* [Directions]:
Give all of the lines again, with nothing added or dropped.

Data records

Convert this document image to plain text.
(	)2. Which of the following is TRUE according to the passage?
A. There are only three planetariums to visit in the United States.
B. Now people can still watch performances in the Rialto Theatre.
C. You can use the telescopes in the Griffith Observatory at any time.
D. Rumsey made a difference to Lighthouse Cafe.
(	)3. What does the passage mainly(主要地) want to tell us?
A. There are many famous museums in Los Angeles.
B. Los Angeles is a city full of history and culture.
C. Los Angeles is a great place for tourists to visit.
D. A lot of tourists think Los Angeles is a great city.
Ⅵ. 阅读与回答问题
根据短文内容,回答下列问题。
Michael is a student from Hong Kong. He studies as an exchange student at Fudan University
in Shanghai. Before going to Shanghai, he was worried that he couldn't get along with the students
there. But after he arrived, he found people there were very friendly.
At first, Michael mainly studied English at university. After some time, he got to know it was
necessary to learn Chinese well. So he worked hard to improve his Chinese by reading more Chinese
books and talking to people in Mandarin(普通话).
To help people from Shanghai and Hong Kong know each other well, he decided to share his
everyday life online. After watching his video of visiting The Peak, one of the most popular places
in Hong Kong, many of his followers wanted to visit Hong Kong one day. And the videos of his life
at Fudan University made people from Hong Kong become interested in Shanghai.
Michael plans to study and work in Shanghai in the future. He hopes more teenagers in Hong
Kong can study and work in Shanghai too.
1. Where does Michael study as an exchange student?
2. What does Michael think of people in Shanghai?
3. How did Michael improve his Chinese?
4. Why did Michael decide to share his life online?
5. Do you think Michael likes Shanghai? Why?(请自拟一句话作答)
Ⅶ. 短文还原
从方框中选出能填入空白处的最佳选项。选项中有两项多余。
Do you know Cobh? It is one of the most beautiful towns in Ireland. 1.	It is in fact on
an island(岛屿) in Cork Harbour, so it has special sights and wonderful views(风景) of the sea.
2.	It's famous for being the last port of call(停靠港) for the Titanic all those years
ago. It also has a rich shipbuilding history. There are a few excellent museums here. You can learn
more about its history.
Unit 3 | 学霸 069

* [Exercise output]:
Convert this document image to plain text.
(	)2. Which of the following is TRUE according to the passage?
A. There are only three planetariums to visit in the United States.
B. Now people can still watch performances in the Rialto Theatre.
C. You can use the telescopes in the Griffith Observatory at any time.
D. Rumsey made a difference to Lighthouse Cafe.
(	)3. What does the passage mainly(主要地) want to tell us?
A. There are many famous museums in Los Angeles.
B. Los Angeles is a city full of history and culture.
C. Los Angeles is a great place for tourists to visit.
D. A lot of tourists think Los Angeles is a great city.
Ⅵ. 阅读与回答问题
根据短文内容,回答下列问题。
Michael is a student from Hong Kong. He studies as an exchange student at Fudan University
in Shanghai. Before going to Shanghai, he was worried that he couldn't get along with the students
there. But after he arrived, he found people there were very friendly.
At first, Michael mainly studied English at university. After some time, he got to know it was
necessary to learn Chinese well. So he worked hard to improve his Chinese by reading more Chinese
books and talking to people in Mandarin(普通话).
To help people from Shanghai and Hong Kong know each other well, he decided to share his
everyday life online. After watching his video of visiting The Peak, one of the most popular places
in Hong Kong, many of his followers wanted to visit Hong Kong one day. And the videos of his life
at Fudan University made people from Hong Kong become interested in Shanghai.
Michael plans to study and work in Shanghai in the future. He hopes more teenagers in Hong
Kong can study and work in Shanghai too.
1. Where does Michael study as an exchange student?
2. What does Michael think of people in Shanghai?
3. How did Michael improve his Chinese?
4. Why did Michael decide to share his life online?
5. Do you think Michael likes Shanghai? Why?(请自拟一句话作答)
Ⅶ. 短文还原
从方框中选出能填入空白处的最佳选项。选项中有两项多余。
Do you know Cobh? It is one of the most beautiful towns in Ireland. 1.	It is in fact on
an island(岛屿) in Cork Harbour, so it has special sights and wonderful views(风景) of the sea.
2.	It's famous for being the last port of call(停靠港) for the Titanic all those years
ago. It also has a rich shipbuilding history. There are a few excellent museums here. You can learn
more about its history.
Unit 3 | 学霸 069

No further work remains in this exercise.